Trecho dado:

O mesmo fenômeno é visto com Bolsonaro, um líder que faz da projeção, da fantasia e da irrealidade o eixo de sua política, e o resultado não poderia ser mais irresponsável, gerando a propagação de doenças e a morte de seus cidadãos. É de se esperar que, em sua tentativa de imitar Trump, Bolsonaro queira imitar estas tentativas “doutrinárias”.
Todos os governos personalistas que apresentam um culto ao líder, especialmente os fascismos e populismos, sentem, eventualmente, a necessidade de se dotar de uma estrutura doutrinária. Eles querem dar a si mesmos uma ideia que defina o movimento e o faça parecer mais sério. Eles tentam inscrevê-lo na grande história das ideologias políticas a fim de vestir uma liderança momentânea em traje transcendental.

Amostra dos dados:
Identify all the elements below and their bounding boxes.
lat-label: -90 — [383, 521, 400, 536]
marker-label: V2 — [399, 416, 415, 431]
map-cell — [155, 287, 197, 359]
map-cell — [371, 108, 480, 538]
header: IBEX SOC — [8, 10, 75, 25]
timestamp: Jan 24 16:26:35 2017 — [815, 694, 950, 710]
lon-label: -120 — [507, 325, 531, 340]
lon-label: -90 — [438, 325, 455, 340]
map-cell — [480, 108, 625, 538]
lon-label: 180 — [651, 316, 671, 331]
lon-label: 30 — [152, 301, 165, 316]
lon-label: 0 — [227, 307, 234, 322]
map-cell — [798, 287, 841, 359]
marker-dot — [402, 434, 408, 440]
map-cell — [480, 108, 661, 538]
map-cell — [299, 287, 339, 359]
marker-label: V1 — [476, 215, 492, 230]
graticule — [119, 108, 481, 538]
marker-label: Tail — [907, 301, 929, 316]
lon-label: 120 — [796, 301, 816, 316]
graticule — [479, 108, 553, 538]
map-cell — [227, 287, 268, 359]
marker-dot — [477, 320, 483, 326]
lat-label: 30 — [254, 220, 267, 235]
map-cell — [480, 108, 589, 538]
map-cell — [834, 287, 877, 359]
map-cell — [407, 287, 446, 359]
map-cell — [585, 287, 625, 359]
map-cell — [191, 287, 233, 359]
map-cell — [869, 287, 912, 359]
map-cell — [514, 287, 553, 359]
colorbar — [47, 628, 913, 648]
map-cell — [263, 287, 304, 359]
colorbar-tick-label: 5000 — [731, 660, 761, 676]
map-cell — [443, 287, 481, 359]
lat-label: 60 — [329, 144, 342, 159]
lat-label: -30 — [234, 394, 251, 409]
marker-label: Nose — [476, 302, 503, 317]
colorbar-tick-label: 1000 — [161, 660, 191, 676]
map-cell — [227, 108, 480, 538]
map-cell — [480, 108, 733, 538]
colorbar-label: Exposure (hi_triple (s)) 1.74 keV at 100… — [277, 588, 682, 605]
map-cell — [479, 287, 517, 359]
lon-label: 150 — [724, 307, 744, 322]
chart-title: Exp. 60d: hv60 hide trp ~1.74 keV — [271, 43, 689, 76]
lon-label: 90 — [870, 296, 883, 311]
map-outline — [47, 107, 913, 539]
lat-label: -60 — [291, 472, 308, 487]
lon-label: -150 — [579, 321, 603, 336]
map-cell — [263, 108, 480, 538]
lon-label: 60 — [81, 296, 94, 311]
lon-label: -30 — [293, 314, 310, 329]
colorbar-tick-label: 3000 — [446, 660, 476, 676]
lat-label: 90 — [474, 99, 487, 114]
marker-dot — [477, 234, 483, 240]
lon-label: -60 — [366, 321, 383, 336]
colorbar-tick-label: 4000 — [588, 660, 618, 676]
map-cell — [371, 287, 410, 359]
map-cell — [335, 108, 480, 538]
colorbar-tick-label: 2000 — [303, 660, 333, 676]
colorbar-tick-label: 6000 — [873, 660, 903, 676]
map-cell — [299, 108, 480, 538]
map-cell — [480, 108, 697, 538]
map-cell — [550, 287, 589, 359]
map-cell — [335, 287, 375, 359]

O que fazer: No trecho sobre governos personalistas, quais são as coisas que Bolsonaro faz de eixo da sua política? Liste todas. As linhas foram tiradas de outra fonte, sem relação com o trecho.

Resultado da tarefa:
- projeção
- fantasia
- irrealidade